- **SELECTED PASSAGE**:
After recognizing a renal expansive process, differential diagnosis of cystic from solid lesions is crucial for the choice of therapy, and in the case of solid lesions, it is essential to differentiate benign from malignant ones [2–4].
Cystic lesions are generally easy to differentiate because no enhancement is detected after the intravenous injection of contrast medium, while it is generally difficult to characterize solid lesions at CT and the results so far reported are widely discordant [5–9].
In particular, the difficulties of differential diagnosis concern the differentiation among carcinomas, oncocytomas, and angiomyolipomas, which represent the most common benign lesions.
The aim of this research is to assess the potential of CT for characterizing small renal tumors.
In the period between January 2010 and March 2014, CT images of 76 patients (male/female, 50/26; mean age 53; range 32–78 years) with an incidental finding of small renal mass were retrospectively evaluated.
Patients underwent CT examination in elective or urgent setting for different clinical problems and without a significant urinary indication in all cases.
The list of the enrolled patients was sought in our database, by using keywords such as “expansive renal lesion.” Thus a list of 220 lesions was obtained; simple renal cysts, cyst-like lesions, solid renal lesions with a diameter greater than 4 cm, and all renal lesions observed in patients with a known primary tumor because of suspected secondary localizations were excluded.
The examined series included 56 renal cell carcinomas (44 clear cell carcinomas, 4 chromophobe carcinomas, and 8 papillary carcinomas), 12 angiomyolipomas, and 8 oncocytomas.
The definitive diagnosis was based on histological control after surgery in case of carcinomas and oncocytomas, while in case of angiomyolipomas it was based exclusively on the densitometric morphology of the lesions.
CT examinations were performed by using 16-row (Aquilion 16, Toshiba Medical Systems, Tochigi, Japan) and 320-row (Aquilion One, Toshiba Medical Systems, Ottawa, Japan) devices. The following parameters were used for 16-row CT: thickness 1 mm; increment 0.8 mm; rotation time 1 s; kV/mAs 120/250; matrix 512 × 512, and the following parameters for 320-row CT: thickness 0.5 mm; increment 0.5; rotation time 0.5 s; kV/mAs 120/250; matrix 512 × 512.

- **Stored items from a collection**:
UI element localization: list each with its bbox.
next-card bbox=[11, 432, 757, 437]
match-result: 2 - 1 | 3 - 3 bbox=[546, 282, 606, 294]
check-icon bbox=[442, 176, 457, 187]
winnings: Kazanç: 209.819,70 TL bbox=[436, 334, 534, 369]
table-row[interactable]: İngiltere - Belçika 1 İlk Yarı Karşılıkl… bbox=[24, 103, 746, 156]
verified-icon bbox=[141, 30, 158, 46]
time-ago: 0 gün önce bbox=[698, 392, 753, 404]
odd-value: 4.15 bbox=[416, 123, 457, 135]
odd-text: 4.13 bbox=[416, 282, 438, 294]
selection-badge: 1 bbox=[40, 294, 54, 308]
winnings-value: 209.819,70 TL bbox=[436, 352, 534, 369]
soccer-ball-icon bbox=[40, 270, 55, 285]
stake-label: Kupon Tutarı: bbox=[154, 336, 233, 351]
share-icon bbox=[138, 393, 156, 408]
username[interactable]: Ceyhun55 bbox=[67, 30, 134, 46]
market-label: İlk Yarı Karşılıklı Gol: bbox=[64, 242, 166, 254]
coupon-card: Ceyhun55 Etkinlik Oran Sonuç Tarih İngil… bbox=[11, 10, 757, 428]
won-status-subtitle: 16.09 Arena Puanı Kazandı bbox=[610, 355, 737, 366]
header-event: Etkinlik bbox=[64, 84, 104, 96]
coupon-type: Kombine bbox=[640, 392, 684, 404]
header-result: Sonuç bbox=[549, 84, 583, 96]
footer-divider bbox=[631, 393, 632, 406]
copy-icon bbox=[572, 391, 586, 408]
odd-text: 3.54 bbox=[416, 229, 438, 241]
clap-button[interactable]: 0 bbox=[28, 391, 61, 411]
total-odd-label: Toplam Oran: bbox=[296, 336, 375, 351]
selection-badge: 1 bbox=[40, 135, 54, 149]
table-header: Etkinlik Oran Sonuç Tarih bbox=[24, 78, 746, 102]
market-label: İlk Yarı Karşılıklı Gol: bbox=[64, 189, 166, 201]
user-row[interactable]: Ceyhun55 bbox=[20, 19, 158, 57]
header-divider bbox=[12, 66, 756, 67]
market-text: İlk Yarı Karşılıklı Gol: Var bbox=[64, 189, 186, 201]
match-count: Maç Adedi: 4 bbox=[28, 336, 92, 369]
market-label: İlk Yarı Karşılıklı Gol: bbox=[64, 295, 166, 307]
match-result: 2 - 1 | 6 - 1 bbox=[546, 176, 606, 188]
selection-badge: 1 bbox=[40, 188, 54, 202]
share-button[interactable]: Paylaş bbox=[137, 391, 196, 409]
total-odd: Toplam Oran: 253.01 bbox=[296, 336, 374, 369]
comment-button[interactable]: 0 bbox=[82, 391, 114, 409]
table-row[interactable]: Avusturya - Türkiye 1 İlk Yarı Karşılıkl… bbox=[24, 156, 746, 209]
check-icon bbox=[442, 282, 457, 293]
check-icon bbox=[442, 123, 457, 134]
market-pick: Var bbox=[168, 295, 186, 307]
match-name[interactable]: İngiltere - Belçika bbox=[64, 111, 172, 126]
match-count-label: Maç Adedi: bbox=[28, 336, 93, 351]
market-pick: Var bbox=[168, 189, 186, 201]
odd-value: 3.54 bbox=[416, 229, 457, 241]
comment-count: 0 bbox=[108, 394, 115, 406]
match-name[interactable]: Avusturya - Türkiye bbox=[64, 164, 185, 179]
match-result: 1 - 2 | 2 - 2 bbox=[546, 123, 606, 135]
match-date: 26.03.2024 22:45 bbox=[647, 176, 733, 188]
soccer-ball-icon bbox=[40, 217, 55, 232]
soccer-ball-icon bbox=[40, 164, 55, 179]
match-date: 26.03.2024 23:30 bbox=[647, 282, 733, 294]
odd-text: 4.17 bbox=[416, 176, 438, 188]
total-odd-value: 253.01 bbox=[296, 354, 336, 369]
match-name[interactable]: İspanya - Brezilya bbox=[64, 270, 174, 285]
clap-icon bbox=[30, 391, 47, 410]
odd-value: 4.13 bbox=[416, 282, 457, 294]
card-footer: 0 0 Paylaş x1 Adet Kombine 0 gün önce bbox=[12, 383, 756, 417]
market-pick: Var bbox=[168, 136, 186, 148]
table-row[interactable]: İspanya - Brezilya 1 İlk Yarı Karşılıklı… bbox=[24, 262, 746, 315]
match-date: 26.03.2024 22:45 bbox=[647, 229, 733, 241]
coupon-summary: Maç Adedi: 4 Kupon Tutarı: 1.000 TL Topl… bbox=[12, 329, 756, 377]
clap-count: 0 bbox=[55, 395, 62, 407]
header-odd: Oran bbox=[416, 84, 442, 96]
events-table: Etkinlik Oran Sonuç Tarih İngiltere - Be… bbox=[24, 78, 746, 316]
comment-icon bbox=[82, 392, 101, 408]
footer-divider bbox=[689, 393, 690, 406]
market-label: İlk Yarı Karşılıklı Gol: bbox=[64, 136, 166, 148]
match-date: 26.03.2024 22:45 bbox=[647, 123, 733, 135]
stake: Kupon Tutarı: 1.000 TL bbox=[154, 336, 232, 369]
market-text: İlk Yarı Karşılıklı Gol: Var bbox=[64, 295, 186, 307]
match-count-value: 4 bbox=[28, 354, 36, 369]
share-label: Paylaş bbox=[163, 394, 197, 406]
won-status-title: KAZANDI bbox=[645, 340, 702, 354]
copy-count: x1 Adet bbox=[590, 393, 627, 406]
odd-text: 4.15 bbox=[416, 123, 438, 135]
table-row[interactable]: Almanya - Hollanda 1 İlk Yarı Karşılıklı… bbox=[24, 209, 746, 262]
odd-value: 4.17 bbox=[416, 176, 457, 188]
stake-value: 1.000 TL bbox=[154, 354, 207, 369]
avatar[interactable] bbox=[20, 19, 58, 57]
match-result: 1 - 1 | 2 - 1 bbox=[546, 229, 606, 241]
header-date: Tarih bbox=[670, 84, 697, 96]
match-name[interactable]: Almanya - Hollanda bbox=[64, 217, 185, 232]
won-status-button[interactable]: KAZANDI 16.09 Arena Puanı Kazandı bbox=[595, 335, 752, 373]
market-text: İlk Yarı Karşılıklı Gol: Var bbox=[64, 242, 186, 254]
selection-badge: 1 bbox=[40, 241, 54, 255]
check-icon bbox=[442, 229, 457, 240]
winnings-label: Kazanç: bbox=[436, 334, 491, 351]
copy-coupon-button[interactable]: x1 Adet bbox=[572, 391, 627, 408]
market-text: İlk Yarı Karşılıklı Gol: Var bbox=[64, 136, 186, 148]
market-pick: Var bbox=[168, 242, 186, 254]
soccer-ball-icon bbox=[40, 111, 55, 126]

- **EXERCISE GOAL**: In the passage on CT of small renal tumors, reproduce the text starting at "The list of" and ending at "and 8 oncocytomas.", replacing "papillary carcinomas" with "papillary renal cell carcinomas".

- **PROBLEM SOLUTION**:
The list of the enrolled patients was sought in our database, by using keywords such as “expansive renal lesion.” Thus a list of 220 lesions was obtained; simple renal cysts, cyst-like lesions, solid renal lesions with a diameter greater than 4 cm, and all renal lesions observed in patients with a known primary tumor because of suspected secondary localizations were excluded.
The examined series included 56 renal cell carcinomas (44 clear cell carcinomas, 4 chromophobe carcinomas, and 8 papillary renal cell carcinomas), 12 angiomyolipomas, and 8 oncocytomas.